● GIVEN INFORMATION
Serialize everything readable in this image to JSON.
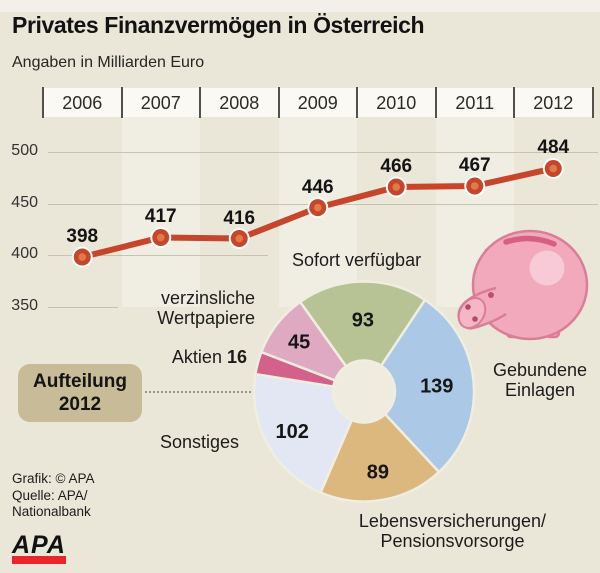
{
  "header": {
    "title": "Privates Finanzvermögen in Österreich",
    "subtitle": "Angaben in Milliarden Euro"
  },
  "chart_data": [
    {
      "type": "line",
      "title": "Privates Finanzvermögen in Österreich",
      "unit": "Milliarden Euro",
      "categories": [
        "2006",
        "2007",
        "2008",
        "2009",
        "2010",
        "2011",
        "2012"
      ],
      "values": [
        398,
        417,
        416,
        446,
        466,
        467,
        484
      ],
      "yticks": [
        500,
        450,
        400,
        350
      ],
      "ylim": [
        350,
        500
      ],
      "grid": true,
      "line_color": "#c5462b"
    },
    {
      "type": "pie",
      "donut": true,
      "title": "Aufteilung 2012",
      "total": 484,
      "start_angle_deg": -35.5,
      "segments": [
        {
          "label": "Sofort verfügbar",
          "value": 93,
          "color": "#b7c394"
        },
        {
          "label": "Gebundene Einlagen",
          "value": 139,
          "color": "#abc8e6"
        },
        {
          "label": "Lebensversicherungen/Pensionsvorsorge",
          "value": 89,
          "color": "#ddb87e"
        },
        {
          "label": "Sonstiges",
          "value": 102,
          "color": "#e3e7f3"
        },
        {
          "label": "Aktien",
          "value": 16,
          "color": "#d4618c"
        },
        {
          "label": "verzinsliche Wertpapiere",
          "value": 45,
          "color": "#dfa9c2"
        }
      ]
    }
  ],
  "badge": {
    "line1": "Aufteilung",
    "line2": "2012"
  },
  "pie_labels": {
    "sofort": "Sofort verfügbar",
    "wertpapiere_l1": "verzinsliche",
    "wertpapiere_l2": "Wertpapiere",
    "aktien_label": "Aktien",
    "aktien_value": "16",
    "sonstiges": "Sonstiges",
    "gebundene_l1": "Gebundene",
    "gebundene_l2": "Einlagen",
    "lebens_l1": "Lebensversicherungen/",
    "lebens_l2": "Pensionsvorsorge"
  },
  "credits": {
    "line1": "Grafik: © APA",
    "line2": "Quelle: APA/",
    "line3": "Nationalbank"
  },
  "logo_text": "APA",
  "colors": {
    "background": "#eae6d8",
    "line": "#c5462b",
    "point_center": "#e07b46",
    "grid": "#c7c3b3",
    "badge_bg": "#c8bb97",
    "year_box": "#faf9f3",
    "pig_body": "#f2a9bb",
    "pig_outline": "#d97e97",
    "logo_red": "#e8262c",
    "donut_hole": "#efecdf"
  }
}
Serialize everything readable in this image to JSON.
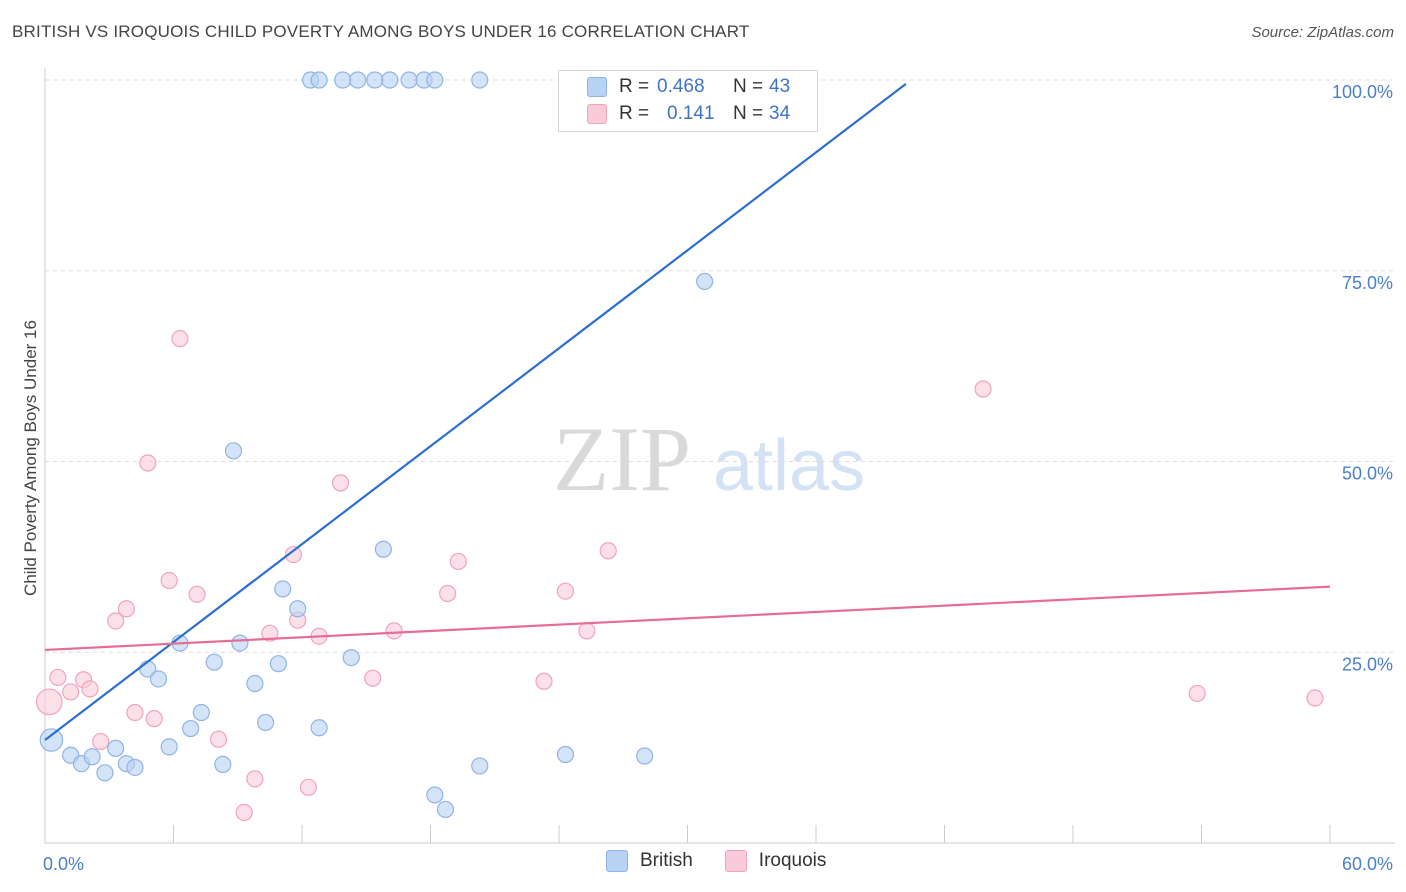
{
  "title": "BRITISH VS IROQUOIS CHILD POVERTY AMONG BOYS UNDER 16 CORRELATION CHART",
  "source": "Source: ZipAtlas.com",
  "watermark": {
    "zip": "ZIP",
    "atlas": "atlas"
  },
  "legend": {
    "r_label": "R =",
    "n_label": "N =",
    "british": {
      "r": "0.468",
      "n": "43"
    },
    "iroquois": {
      "r": "0.141",
      "n": "34"
    }
  },
  "colors": {
    "british_fill": "#b8d2f3",
    "british_stroke": "#8fb3e3",
    "british_line": "#2b6fcf",
    "iroquois_fill": "#f9cbd9",
    "iroquois_stroke": "#f1a3bb",
    "iroquois_line": "#e56d95",
    "tick_text": "#4a7fc9"
  },
  "chart_data": {
    "type": "scatter",
    "title": "BRITISH VS IROQUOIS CHILD POVERTY AMONG BOYS UNDER 16 CORRELATION CHART",
    "xlabel": "",
    "ylabel": "Child Poverty Among Boys Under 16",
    "xlim": [
      0,
      60
    ],
    "ylim": [
      0,
      100
    ],
    "x_tick_labels": [
      "0.0%",
      "60.0%"
    ],
    "y_ticks": [
      25,
      50,
      75,
      100
    ],
    "y_tick_labels": [
      "25.0%",
      "50.0%",
      "75.0%",
      "100.0%"
    ],
    "grid": true,
    "legend_position": "top-center",
    "series": [
      {
        "name": "British",
        "points": [
          [
            0.3,
            13.5,
            1.4
          ],
          [
            1.2,
            11.5,
            1
          ],
          [
            1.7,
            10.4,
            1
          ],
          [
            2.2,
            11.3,
            1
          ],
          [
            2.8,
            9.2,
            1
          ],
          [
            3.3,
            12.4,
            1
          ],
          [
            3.8,
            10.4,
            1
          ],
          [
            4.2,
            9.9,
            1
          ],
          [
            4.8,
            22.8,
            1
          ],
          [
            5.3,
            21.5,
            1
          ],
          [
            5.8,
            12.6,
            1
          ],
          [
            6.3,
            26.2,
            1
          ],
          [
            6.8,
            15.0,
            1
          ],
          [
            7.3,
            17.1,
            1
          ],
          [
            7.9,
            23.7,
            1
          ],
          [
            8.3,
            10.3,
            1
          ],
          [
            8.8,
            51.4,
            1
          ],
          [
            9.1,
            26.2,
            1
          ],
          [
            9.8,
            20.9,
            1
          ],
          [
            10.3,
            15.8,
            1
          ],
          [
            10.9,
            23.5,
            1
          ],
          [
            11.1,
            33.3,
            1
          ],
          [
            11.8,
            30.7,
            1
          ],
          [
            12.8,
            15.1,
            1
          ],
          [
            14.3,
            24.3,
            1
          ],
          [
            15.8,
            38.5,
            1
          ],
          [
            18.2,
            6.3,
            1
          ],
          [
            18.7,
            4.4,
            1
          ],
          [
            20.3,
            10.1,
            1
          ],
          [
            24.3,
            11.6,
            1
          ],
          [
            28.0,
            11.4,
            1
          ],
          [
            30.8,
            73.6,
            1
          ],
          [
            12.4,
            100,
            1
          ],
          [
            12.8,
            100,
            1
          ],
          [
            13.9,
            100,
            1
          ],
          [
            14.6,
            100,
            1
          ],
          [
            15.4,
            100,
            1
          ],
          [
            16.1,
            100,
            1
          ],
          [
            17.0,
            100,
            1
          ],
          [
            17.7,
            100,
            1
          ],
          [
            18.2,
            100,
            1
          ],
          [
            20.3,
            100,
            1
          ],
          [
            31.3,
            100,
            1
          ]
        ]
      },
      {
        "name": "Iroquois",
        "points": [
          [
            0.2,
            18.5,
            1.6
          ],
          [
            0.6,
            21.7,
            1
          ],
          [
            1.2,
            19.8,
            1
          ],
          [
            1.8,
            21.4,
            1
          ],
          [
            2.1,
            20.2,
            1
          ],
          [
            2.6,
            13.3,
            1
          ],
          [
            3.3,
            29.1,
            1
          ],
          [
            3.8,
            30.7,
            1
          ],
          [
            4.2,
            17.1,
            1
          ],
          [
            4.8,
            49.8,
            1
          ],
          [
            5.1,
            16.3,
            1
          ],
          [
            5.8,
            34.4,
            1
          ],
          [
            6.3,
            66.1,
            1
          ],
          [
            7.1,
            32.6,
            1
          ],
          [
            8.1,
            13.6,
            1
          ],
          [
            9.3,
            4.0,
            1
          ],
          [
            9.8,
            8.4,
            1
          ],
          [
            10.5,
            27.5,
            1
          ],
          [
            11.6,
            37.8,
            1
          ],
          [
            11.8,
            29.2,
            1
          ],
          [
            12.3,
            7.3,
            1
          ],
          [
            12.8,
            27.1,
            1
          ],
          [
            13.8,
            47.2,
            1
          ],
          [
            15.3,
            21.6,
            1
          ],
          [
            16.3,
            27.8,
            1
          ],
          [
            18.8,
            32.7,
            1
          ],
          [
            19.3,
            36.9,
            1
          ],
          [
            23.3,
            21.2,
            1
          ],
          [
            24.3,
            33.0,
            1
          ],
          [
            25.3,
            27.8,
            1
          ],
          [
            26.3,
            38.3,
            1
          ],
          [
            43.8,
            59.5,
            1
          ],
          [
            53.8,
            19.6,
            1
          ],
          [
            59.3,
            19.0,
            1
          ]
        ]
      }
    ],
    "point_format": [
      "x",
      "y",
      "relative_size"
    ],
    "trend_lines": [
      {
        "series": "British",
        "x": [
          0,
          40.2
        ],
        "y": [
          13.5,
          99.5
        ]
      },
      {
        "series": "Iroquois",
        "x": [
          0,
          60
        ],
        "y": [
          25.3,
          33.6
        ]
      }
    ]
  },
  "bottom_legend": [
    "British",
    "Iroquois"
  ]
}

● THE EXERCISE
Check every line for "Milliarden" and show the ones that have it.

● EXERCISE OUTPUT
    "subtitle": "Angaben in Milliarden Euro"
      "unit": "Milliarden Euro",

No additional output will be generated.